**Aim of the exercise**
Every record must appear in your copy exactly as written, with no pictures.

— START Extracted data —

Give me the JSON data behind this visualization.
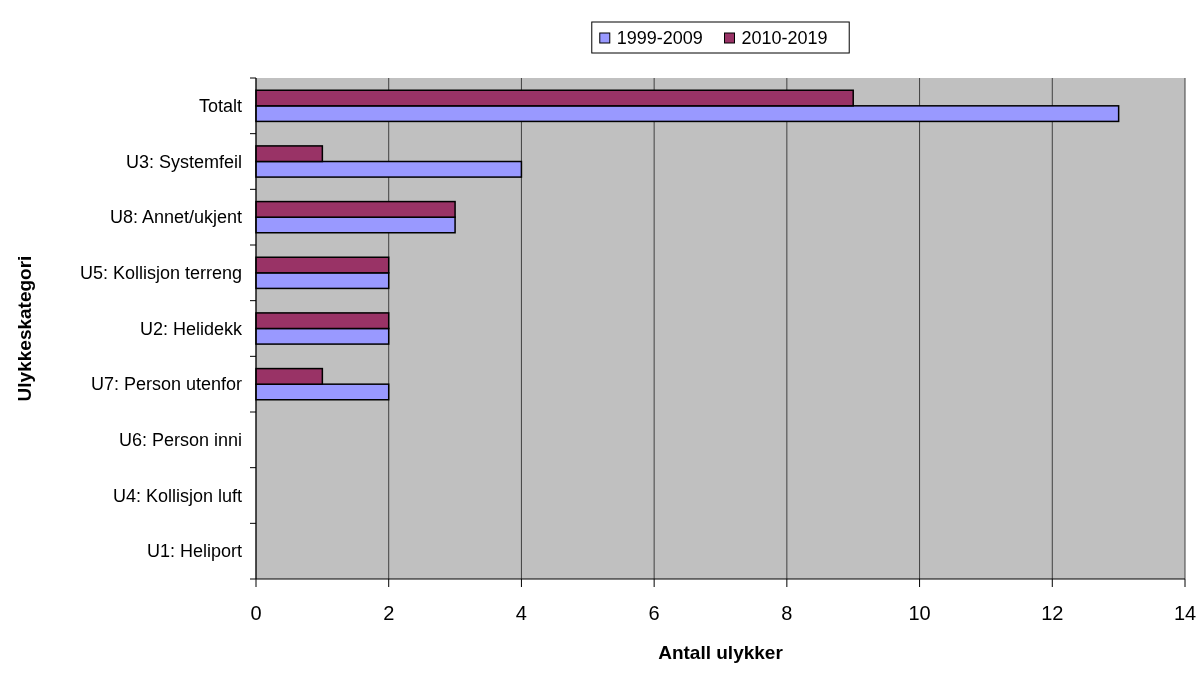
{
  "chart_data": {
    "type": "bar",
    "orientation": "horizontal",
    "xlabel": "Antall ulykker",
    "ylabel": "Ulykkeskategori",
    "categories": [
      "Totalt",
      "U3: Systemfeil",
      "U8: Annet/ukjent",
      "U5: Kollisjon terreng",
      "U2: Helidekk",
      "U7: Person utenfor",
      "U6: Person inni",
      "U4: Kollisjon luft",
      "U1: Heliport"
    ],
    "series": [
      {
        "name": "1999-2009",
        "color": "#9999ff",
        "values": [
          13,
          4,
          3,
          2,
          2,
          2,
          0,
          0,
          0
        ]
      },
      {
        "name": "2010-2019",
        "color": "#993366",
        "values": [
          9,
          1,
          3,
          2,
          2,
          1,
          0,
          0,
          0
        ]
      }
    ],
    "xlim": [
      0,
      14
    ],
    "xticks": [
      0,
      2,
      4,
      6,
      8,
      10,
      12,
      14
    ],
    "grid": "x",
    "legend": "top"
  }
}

— END Extracted data —

**Written response**
Give me the JSON data behind this visualization.
{
  "chart_data": {
    "type": "bar",
    "orientation": "horizontal",
    "xlabel": "Antall ulykker",
    "ylabel": "Ulykkeskategori",
    "categories": [
      "Totalt",
      "U3: Systemfeil",
      "U8: Annet/ukjent",
      "U5: Kollisjon terreng",
      "U2: Helidekk",
      "U7: Person utenfor",
      "U6: Person inni",
      "U4: Kollisjon luft",
      "U1: Heliport"
    ],
    "series": [
      {
        "name": "1999-2009",
        "color": "#9999ff",
        "values": [
          13,
          4,
          3,
          2,
          2,
          2,
          0,
          0,
          0
        ]
      },
      {
        "name": "2010-2019",
        "color": "#993366",
        "values": [
          9,
          1,
          3,
          2,
          2,
          1,
          0,
          0,
          0
        ]
      }
    ],
    "xlim": [
      0,
      14
    ],
    "xticks": [
      0,
      2,
      4,
      6,
      8,
      10,
      12,
      14
    ],
    "grid": "x",
    "legend": "top"
  }
}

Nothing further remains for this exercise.